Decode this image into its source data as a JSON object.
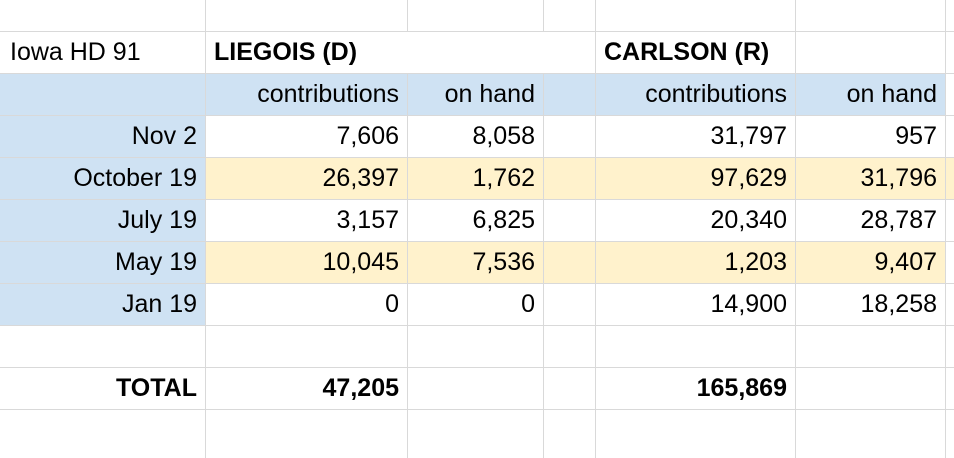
{
  "sheet": {
    "title": "Iowa HD 91",
    "candidate1": "LIEGOIS (D)",
    "candidate2": "CARLSON (R)",
    "headers": {
      "c1_contrib": "contributions",
      "c1_onhand": "on hand",
      "c2_contrib": "contributions",
      "c2_onhand": "on hand"
    },
    "rows": [
      {
        "label": "Nov 2",
        "c1_contrib": "7,606",
        "c1_onhand": "8,058",
        "c2_contrib": "31,797",
        "c2_onhand": "957"
      },
      {
        "label": "October 19",
        "c1_contrib": "26,397",
        "c1_onhand": "1,762",
        "c2_contrib": "97,629",
        "c2_onhand": "31,796"
      },
      {
        "label": "July 19",
        "c1_contrib": "3,157",
        "c1_onhand": "6,825",
        "c2_contrib": "20,340",
        "c2_onhand": "28,787"
      },
      {
        "label": "May 19",
        "c1_contrib": "10,045",
        "c1_onhand": "7,536",
        "c2_contrib": "1,203",
        "c2_onhand": "9,407"
      },
      {
        "label": "Jan 19",
        "c1_contrib": "0",
        "c1_onhand": "0",
        "c2_contrib": "14,900",
        "c2_onhand": "18,258"
      }
    ],
    "total": {
      "label": "TOTAL",
      "c1": "47,205",
      "c2": "165,869"
    }
  },
  "colors": {
    "header_fill": "#cfe2f3",
    "highlight_fill": "#fff2cc",
    "gridline": "#d9d9d9"
  }
}
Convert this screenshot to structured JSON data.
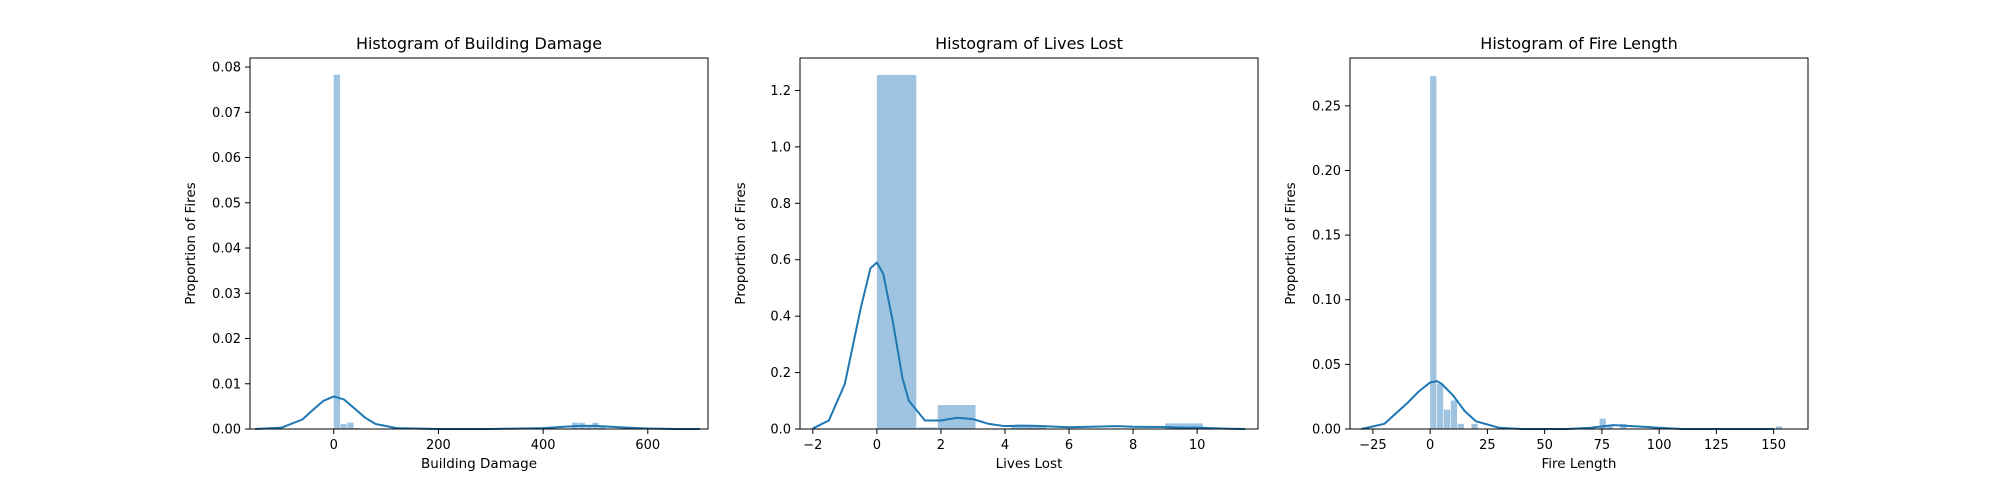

- - -

__Aim of the task__
Retype the entries word for word. Omit any images.

__Answer to this task__
Decode this image into its source data as a JSON object.
{
  "sheet": {
    "title": "Iowa HD 91",
    "candidate1": "LIEGOIS (D)",
    "candidate2": "CARLSON (R)",
    "headers": {
      "c1_contrib": "contributions",
      "c1_onhand": "on hand",
      "c2_contrib": "contributions",
      "c2_onhand": "on hand"
    },
    "rows": [
      {
        "label": "Nov 2",
        "c1_contrib": "7,606",
        "c1_onhand": "8,058",
        "c2_contrib": "31,797",
        "c2_onhand": "957"
      },
      {
        "label": "October 19",
        "c1_contrib": "26,397",
        "c1_onhand": "1,762",
        "c2_contrib": "97,629",
        "c2_onhand": "31,796"
      },
      {
        "label": "July 19",
        "c1_contrib": "3,157",
        "c1_onhand": "6,825",
        "c2_contrib": "20,340",
        "c2_onhand": "28,787"
      },
      {
        "label": "May 19",
        "c1_contrib": "10,045",
        "c1_onhand": "7,536",
        "c2_contrib": "1,203",
        "c2_onhand": "9,407"
      },
      {
        "label": "Jan 19",
        "c1_contrib": "0",
        "c1_onhand": "0",
        "c2_contrib": "14,900",
        "c2_onhand": "18,258"
      }
    ],
    "total": {
      "label": "TOTAL",
      "c1": "47,205",
      "c2": "165,869"
    }
  },
  "colors": {
    "header_fill": "#cfe2f3",
    "highlight_fill": "#fff2cc",
    "gridline": "#d9d9d9"
  }
}
Convert this screenshot to structured JSON data.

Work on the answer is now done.